Exercise brief:
Keep the wording of each record exactly the same when you repeat it, and leave out pictures.

Items:
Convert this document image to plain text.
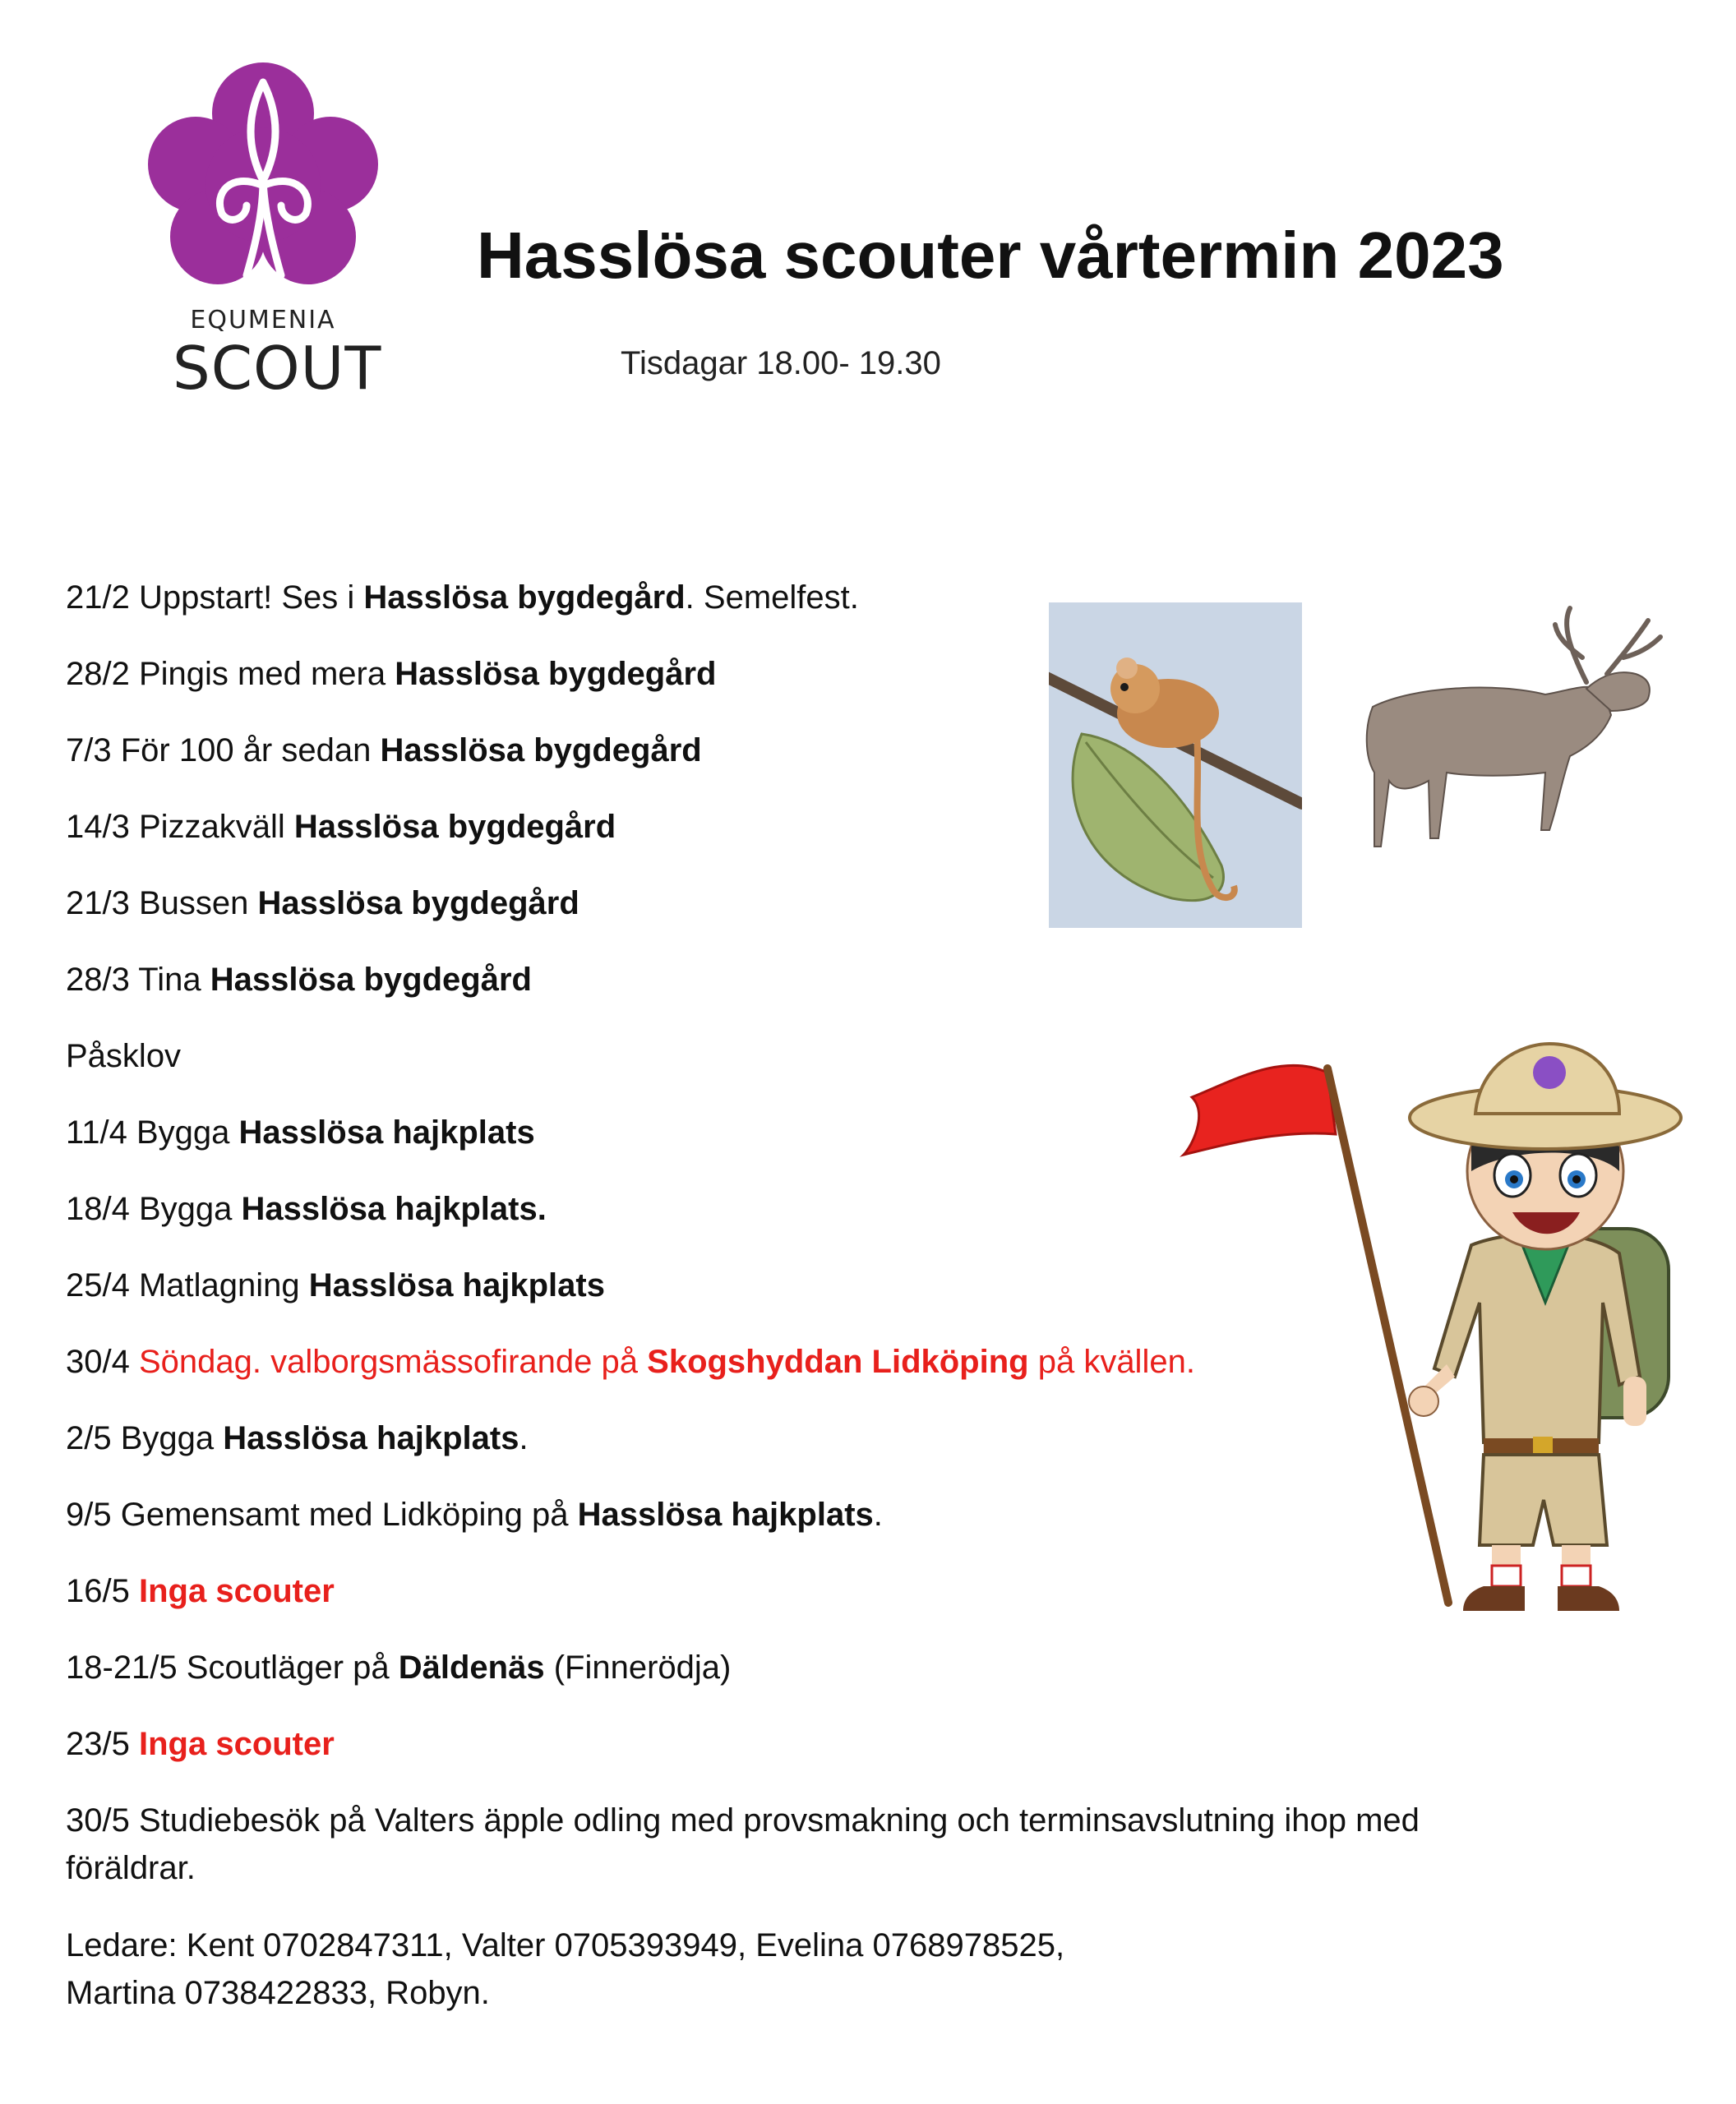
EQUMENIA
SCOUT
Hasslösa scouter vårtermin 2023
Tisdagar 18.00- 19.30
21/2 Uppstart! Ses i Hasslösa bygdegård. Semelfest.
28/2 Pingis med mera Hasslösa bygdegård
7/3 För 100 år sedan Hasslösa bygdegård
14/3 Pizzakväll Hasslösa bygdegård
21/3 Bussen Hasslösa bygdegård
28/3 Tina Hasslösa bygdegård
Påsklov
11/4 Bygga Hasslösa hajkplats
18/4 Bygga Hasslösa hajkplats.
25/4 Matlagning Hasslösa hajkplats
30/4 Söndag. valborgsmässofirande på Skogshyddan Lidköping på kvällen.
2/5 Bygga Hasslösa hajkplats.
9/5 Gemensamt med Lidköping på Hasslösa hajkplats.
16/5 Inga scouter
18-21/5 Scoutläger på Däldenäs (Finnerödja)
23/5 Inga scouter
30/5 Studiebesök på Valters äpple odling med provsmakning och terminsavslutning ihop med föräldrar.
Ledare: Kent 0702847311, Valter 0705393949, Evelina 0768978525,
Martina 0738422833, Robyn.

Result for this task:
Convert this document image to plain text.
EQUMENIA
SCOUT
Hasslösa scouter vårtermin 2023
Tisdagar 18.00- 19.30
21/2 Uppstart! Ses i Hasslösa bygdegård. Semelfest.
28/2 Pingis med mera Hasslösa bygdegård
7/3 För 100 år sedan Hasslösa bygdegård
14/3 Pizzakväll Hasslösa bygdegård
21/3 Bussen Hasslösa bygdegård
28/3 Tina Hasslösa bygdegård
Påsklov
11/4 Bygga Hasslösa hajkplats
18/4 Bygga Hasslösa hajkplats.
25/4 Matlagning Hasslösa hajkplats
30/4 Söndag. valborgsmässofirande på Skogshyddan Lidköping på kvällen.
2/5 Bygga Hasslösa hajkplats.
9/5 Gemensamt med Lidköping på Hasslösa hajkplats.
16/5 Inga scouter
18-21/5 Scoutläger på Däldenäs (Finnerödja)
23/5 Inga scouter
30/5 Studiebesök på Valters äpple odling med provsmakning och terminsavslutning ihop med föräldrar.
Ledare: Kent 0702847311, Valter 0705393949, Evelina 0768978525,
Martina 0738422833, Robyn.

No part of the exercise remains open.